**What you should do**
Images should be left out, and everything else in the listing reproduced exactly.

**Extracted data entries**
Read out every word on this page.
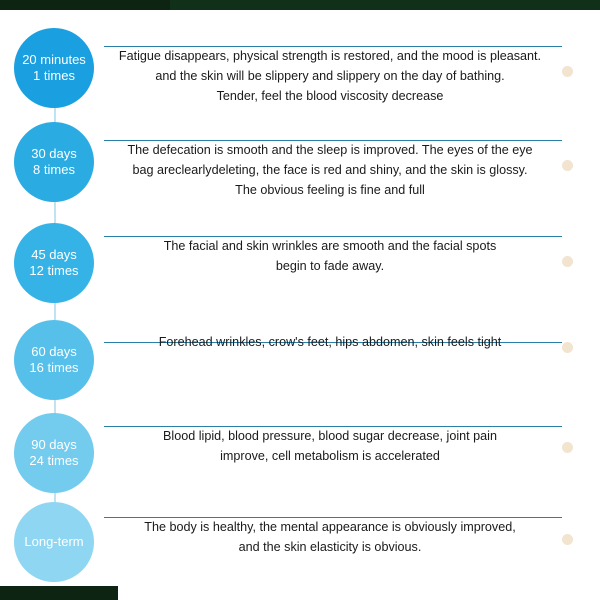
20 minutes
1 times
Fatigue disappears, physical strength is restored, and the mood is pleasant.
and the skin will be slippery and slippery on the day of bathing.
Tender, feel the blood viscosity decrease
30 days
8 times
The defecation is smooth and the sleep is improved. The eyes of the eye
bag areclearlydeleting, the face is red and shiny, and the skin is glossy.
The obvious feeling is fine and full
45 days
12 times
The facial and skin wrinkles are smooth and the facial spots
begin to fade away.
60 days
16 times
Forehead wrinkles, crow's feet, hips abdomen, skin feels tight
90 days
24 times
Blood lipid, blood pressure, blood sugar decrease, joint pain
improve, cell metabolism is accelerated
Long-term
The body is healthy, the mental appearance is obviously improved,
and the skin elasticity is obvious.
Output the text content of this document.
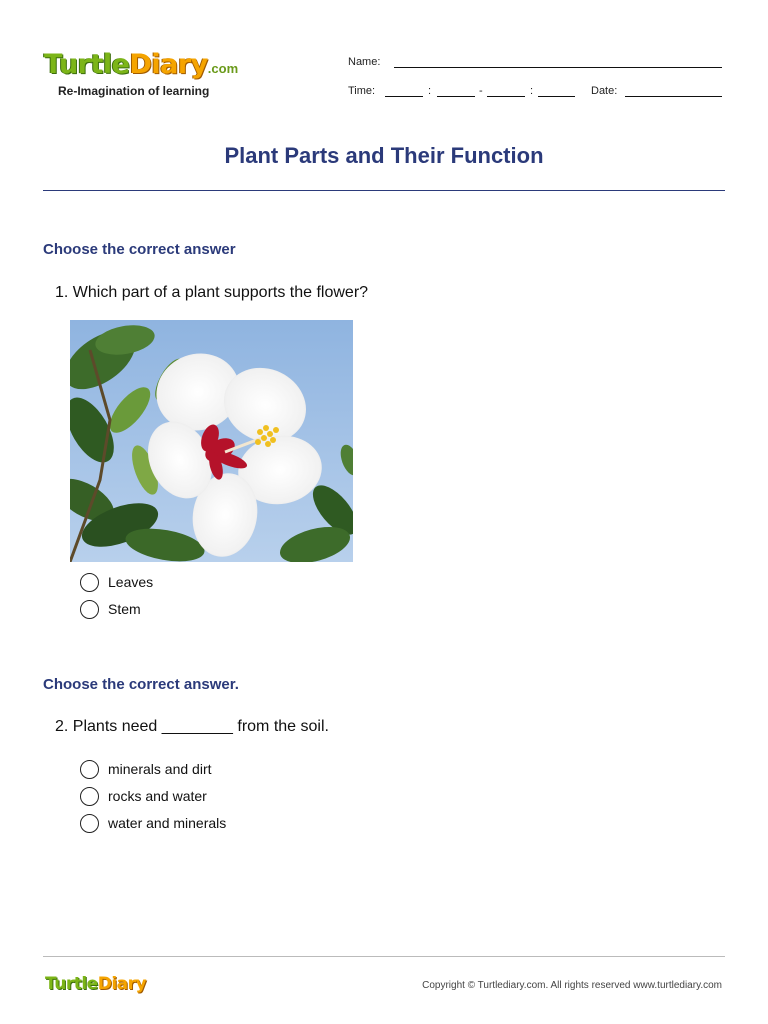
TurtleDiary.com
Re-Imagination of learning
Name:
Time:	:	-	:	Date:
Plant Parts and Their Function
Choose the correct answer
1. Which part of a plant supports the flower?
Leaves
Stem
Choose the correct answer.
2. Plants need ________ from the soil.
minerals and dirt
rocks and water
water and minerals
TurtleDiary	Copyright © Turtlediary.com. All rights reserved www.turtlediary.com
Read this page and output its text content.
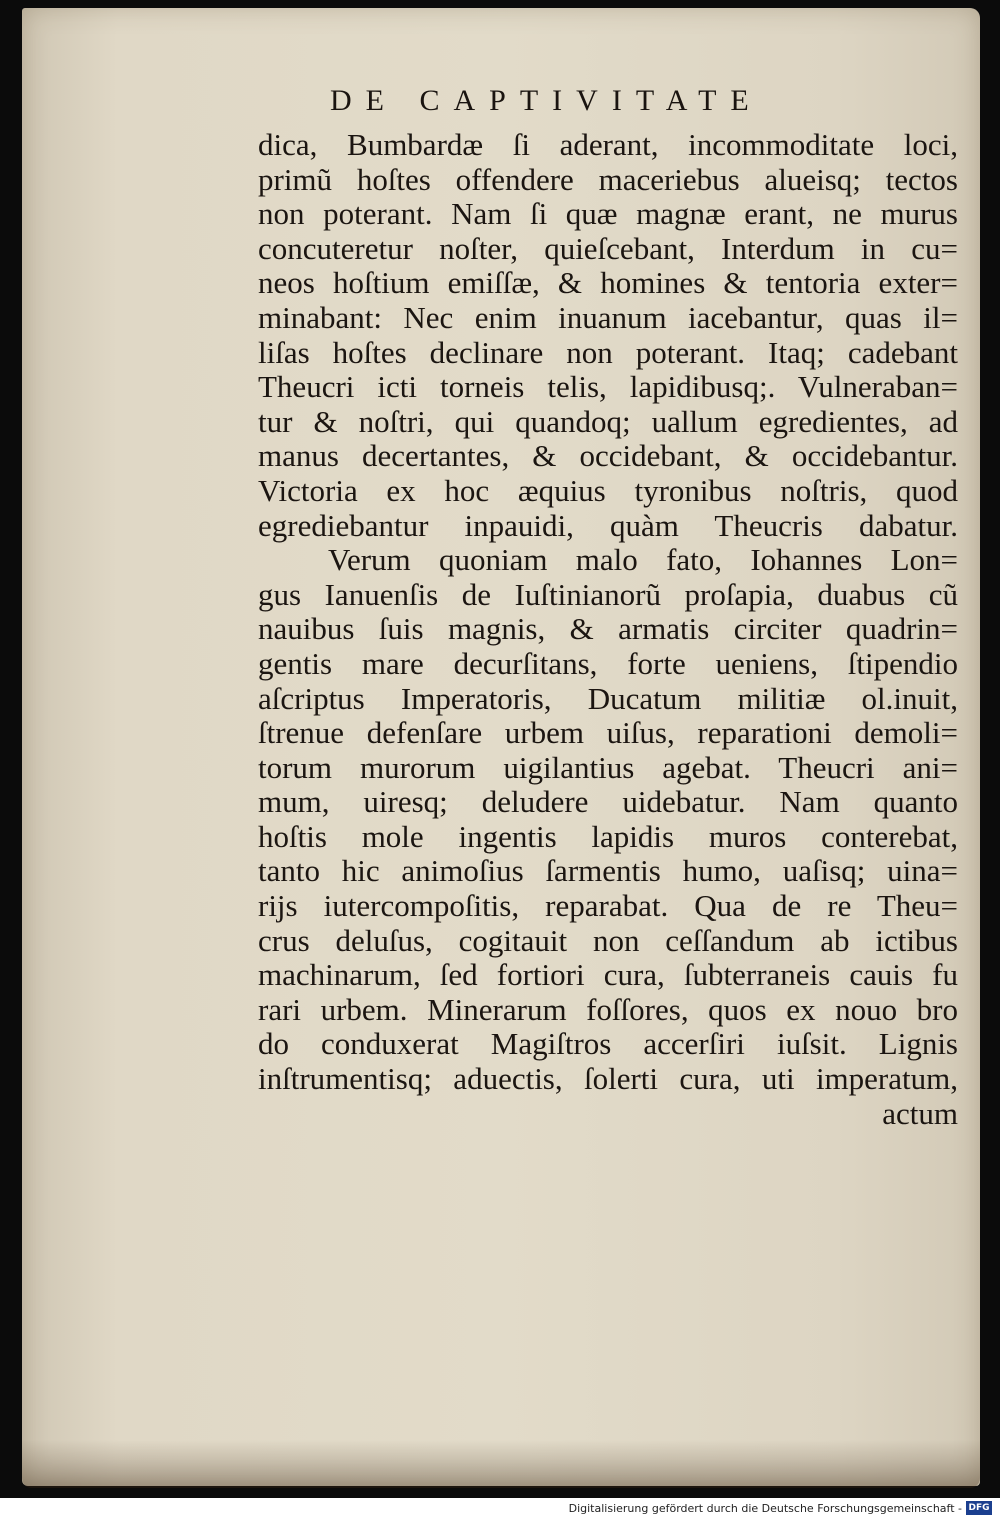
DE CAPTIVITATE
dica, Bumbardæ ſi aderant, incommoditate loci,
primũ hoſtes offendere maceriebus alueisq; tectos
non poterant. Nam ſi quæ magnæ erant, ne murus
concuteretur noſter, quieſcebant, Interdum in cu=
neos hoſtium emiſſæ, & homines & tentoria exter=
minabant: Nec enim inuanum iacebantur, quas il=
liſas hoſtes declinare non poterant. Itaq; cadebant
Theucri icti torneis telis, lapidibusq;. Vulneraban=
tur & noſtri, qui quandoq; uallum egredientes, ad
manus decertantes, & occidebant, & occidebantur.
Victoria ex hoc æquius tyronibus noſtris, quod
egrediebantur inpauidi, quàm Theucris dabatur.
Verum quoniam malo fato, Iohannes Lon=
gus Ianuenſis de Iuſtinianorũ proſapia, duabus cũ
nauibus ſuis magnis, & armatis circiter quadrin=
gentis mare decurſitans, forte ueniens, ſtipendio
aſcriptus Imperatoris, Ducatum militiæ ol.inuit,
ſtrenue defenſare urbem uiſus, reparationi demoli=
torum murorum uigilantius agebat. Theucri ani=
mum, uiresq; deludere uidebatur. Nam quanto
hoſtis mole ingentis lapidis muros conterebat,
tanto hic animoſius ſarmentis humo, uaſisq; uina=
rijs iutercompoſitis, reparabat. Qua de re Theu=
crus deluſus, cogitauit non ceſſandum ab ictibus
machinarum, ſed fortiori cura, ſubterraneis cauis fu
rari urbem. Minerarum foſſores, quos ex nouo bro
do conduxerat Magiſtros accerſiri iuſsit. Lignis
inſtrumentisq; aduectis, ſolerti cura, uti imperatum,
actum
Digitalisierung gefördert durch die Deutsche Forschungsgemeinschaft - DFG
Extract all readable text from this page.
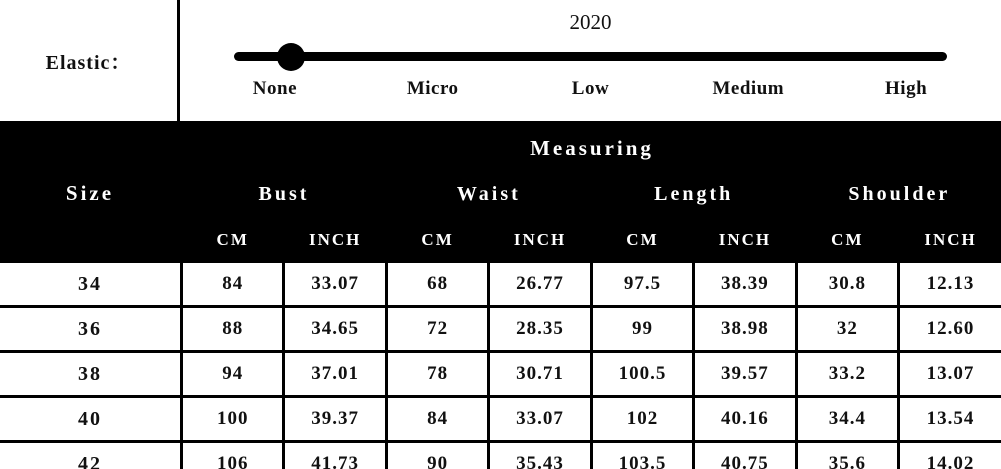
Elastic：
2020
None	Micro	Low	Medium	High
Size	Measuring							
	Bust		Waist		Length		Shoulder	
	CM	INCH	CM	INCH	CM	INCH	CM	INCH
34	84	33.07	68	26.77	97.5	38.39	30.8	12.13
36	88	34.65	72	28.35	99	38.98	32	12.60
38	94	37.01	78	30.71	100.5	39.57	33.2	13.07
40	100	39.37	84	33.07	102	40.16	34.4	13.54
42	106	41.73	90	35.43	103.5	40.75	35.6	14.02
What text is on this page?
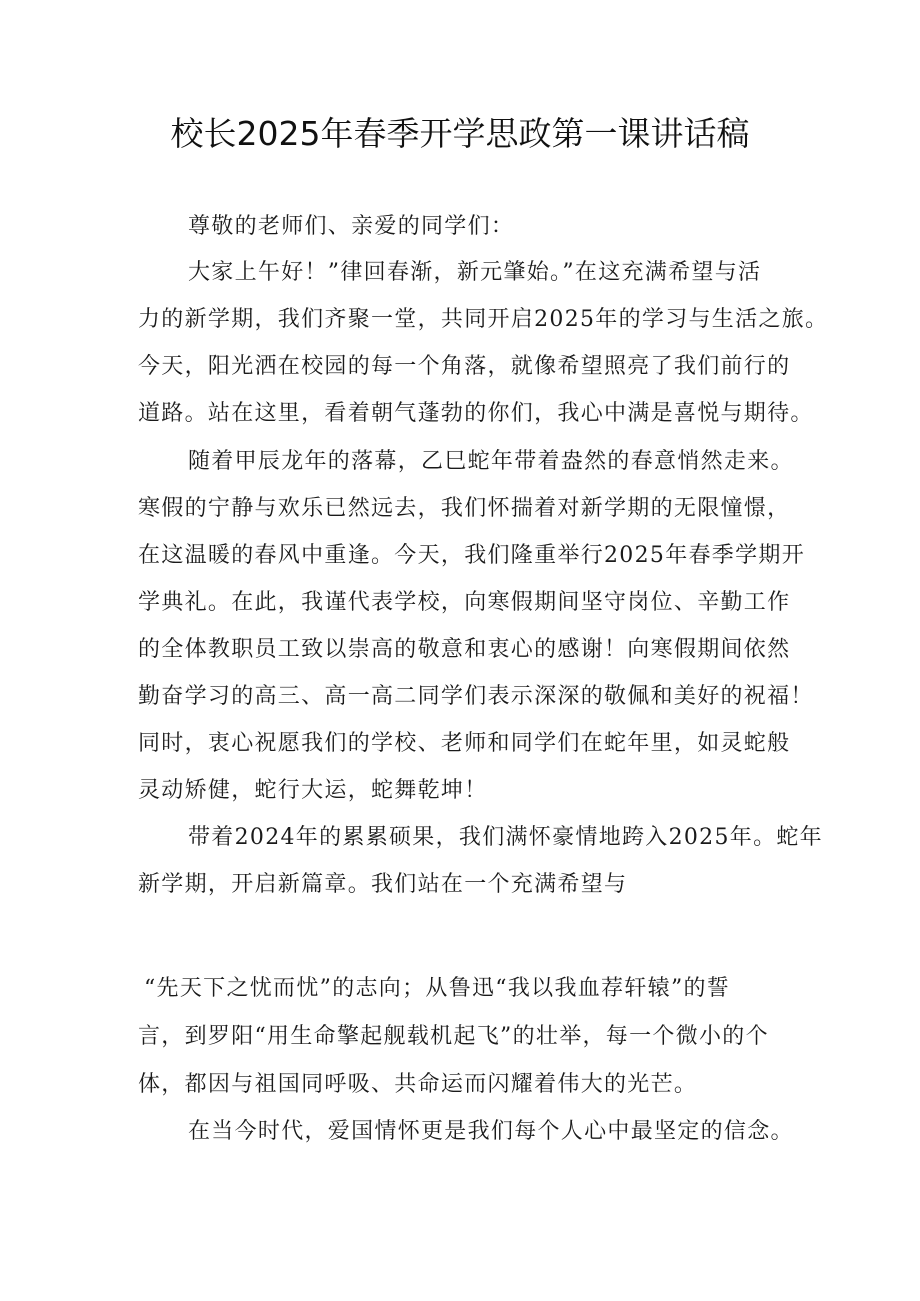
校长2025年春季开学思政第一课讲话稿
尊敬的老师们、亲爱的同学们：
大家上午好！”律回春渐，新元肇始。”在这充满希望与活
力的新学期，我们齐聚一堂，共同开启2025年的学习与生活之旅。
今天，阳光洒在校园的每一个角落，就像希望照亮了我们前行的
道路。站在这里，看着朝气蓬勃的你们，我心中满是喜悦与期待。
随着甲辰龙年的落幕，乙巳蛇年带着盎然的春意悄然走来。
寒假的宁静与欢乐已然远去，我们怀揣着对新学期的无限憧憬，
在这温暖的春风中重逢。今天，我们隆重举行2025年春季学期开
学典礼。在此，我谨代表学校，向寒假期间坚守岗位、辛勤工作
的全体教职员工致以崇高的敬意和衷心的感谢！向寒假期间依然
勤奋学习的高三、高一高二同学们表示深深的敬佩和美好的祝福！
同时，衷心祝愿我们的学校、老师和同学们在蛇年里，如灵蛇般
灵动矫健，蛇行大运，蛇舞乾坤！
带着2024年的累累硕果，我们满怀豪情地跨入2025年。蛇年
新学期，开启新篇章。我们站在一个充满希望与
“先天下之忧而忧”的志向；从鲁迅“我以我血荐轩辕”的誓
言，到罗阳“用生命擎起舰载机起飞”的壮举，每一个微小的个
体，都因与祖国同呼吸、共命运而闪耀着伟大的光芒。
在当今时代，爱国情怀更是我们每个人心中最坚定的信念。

**Completed exercise**
Read out every word on this page.
20 minutes
1 times
Fatigue disappears, physical strength is restored, and the mood is pleasant.
and the skin will be slippery and slippery on the day of bathing.
Tender, feel the blood viscosity decrease
30 days
8 times
The defecation is smooth and the sleep is improved. The eyes of the eye
bag areclearlydeleting, the face is red and shiny, and the skin is glossy.
The obvious feeling is fine and full
45 days
12 times
The facial and skin wrinkles are smooth and the facial spots
begin to fade away.
60 days
16 times
Forehead wrinkles, crow's feet, hips abdomen, skin feels tight
90 days
24 times
Blood lipid, blood pressure, blood sugar decrease, joint pain
improve, cell metabolism is accelerated
Long-term
The body is healthy, the mental appearance is obviously improved,
and the skin elasticity is obvious.
Output the text content of this document.
TurtleDiary.com
Re-Imagination of learning
Name:
Time:	:	-	:	Date:
Plant Parts and Their Function
Choose the correct answer
1. Which part of a plant supports the flower?
Leaves
Stem
Choose the correct answer.
2. Plants need ________ from the soil.
minerals and dirt
rocks and water
water and minerals
TurtleDiary	Copyright © Turtlediary.com. All rights reserved www.turtlediary.com
Read this page and output its text content.
DE CAPTIVITATE
dica, Bumbardæ ſi aderant, incommoditate loci,
primũ hoſtes offendere maceriebus alueisq; tectos
non poterant. Nam ſi quæ magnæ erant, ne murus
concuteretur noſter, quieſcebant, Interdum in cu=
neos hoſtium emiſſæ, & homines & tentoria exter=
minabant: Nec enim inuanum iacebantur, quas il=
liſas hoſtes declinare non poterant. Itaq; cadebant
Theucri icti torneis telis, lapidibusq;. Vulneraban=
tur & noſtri, qui quandoq; uallum egredientes, ad
manus decertantes, & occidebant, & occidebantur.
Victoria ex hoc æquius tyronibus noſtris, quod
egrediebantur inpauidi, quàm Theucris dabatur.
Verum quoniam malo fato, Iohannes Lon=
gus Ianuenſis de Iuſtinianorũ proſapia, duabus cũ
nauibus ſuis magnis, & armatis circiter quadrin=
gentis mare decurſitans, forte ueniens, ſtipendio
aſcriptus Imperatoris, Ducatum militiæ ol.inuit,
ſtrenue defenſare urbem uiſus, reparationi demoli=
torum murorum uigilantius agebat. Theucri ani=
mum, uiresq; deludere uidebatur. Nam quanto
hoſtis mole ingentis lapidis muros conterebat,
tanto hic animoſius ſarmentis humo, uaſisq; uina=
rijs iutercompoſitis, reparabat. Qua de re Theu=
crus deluſus, cogitauit non ceſſandum ab ictibus
machinarum, ſed fortiori cura, ſubterraneis cauis fu
rari urbem. Minerarum foſſores, quos ex nouo bro
do conduxerat Magiſtros accerſiri iuſsit. Lignis
inſtrumentisq; aduectis, ſolerti cura, uti imperatum,
actum
Digitalisierung gefördert durch die Deutsche Forschungsgemeinschaft - DFG
Extract all readable text from this page.
Elastic：
2020
None	Micro	Low	Medium	High
Size	Measuring							
	Bust		Waist		Length		Shoulder	
	CM	INCH	CM	INCH	CM	INCH	CM	INCH
34	84	33.07	68	26.77	97.5	38.39	30.8	12.13
36	88	34.65	72	28.35	99	38.98	32	12.60
38	94	37.01	78	30.71	100.5	39.57	33.2	13.07
40	100	39.37	84	33.07	102	40.16	34.4	13.54
42	106	41.73	90	35.43	103.5	40.75	35.6	14.02
What text is on this page?
校长2025年春季开学思政第一课讲话稿
尊敬的老师们、亲爱的同学们：
大家上午好！”律回春渐，新元肇始。”在这充满希望与活
力的新学期，我们齐聚一堂，共同开启2025年的学习与生活之旅。
今天，阳光洒在校园的每一个角落，就像希望照亮了我们前行的
道路。站在这里，看着朝气蓬勃的你们，我心中满是喜悦与期待。
随着甲辰龙年的落幕，乙巳蛇年带着盎然的春意悄然走来。
寒假的宁静与欢乐已然远去，我们怀揣着对新学期的无限憧憬，
在这温暖的春风中重逢。今天，我们隆重举行2025年春季学期开
学典礼。在此，我谨代表学校，向寒假期间坚守岗位、辛勤工作
的全体教职员工致以崇高的敬意和衷心的感谢！向寒假期间依然
勤奋学习的高三、高一高二同学们表示深深的敬佩和美好的祝福！
同时，衷心祝愿我们的学校、老师和同学们在蛇年里，如灵蛇般
灵动矫健，蛇行大运，蛇舞乾坤！
带着2024年的累累硕果，我们满怀豪情地跨入2025年。蛇年
新学期，开启新篇章。我们站在一个充满希望与
“先天下之忧而忧”的志向；从鲁迅“我以我血荐轩辕”的誓
言，到罗阳“用生命擎起舰载机起飞”的壮举，每一个微小的个
体，都因与祖国同呼吸、共命运而闪耀着伟大的光芒。
在当今时代，爱国情怀更是我们每个人心中最坚定的信念。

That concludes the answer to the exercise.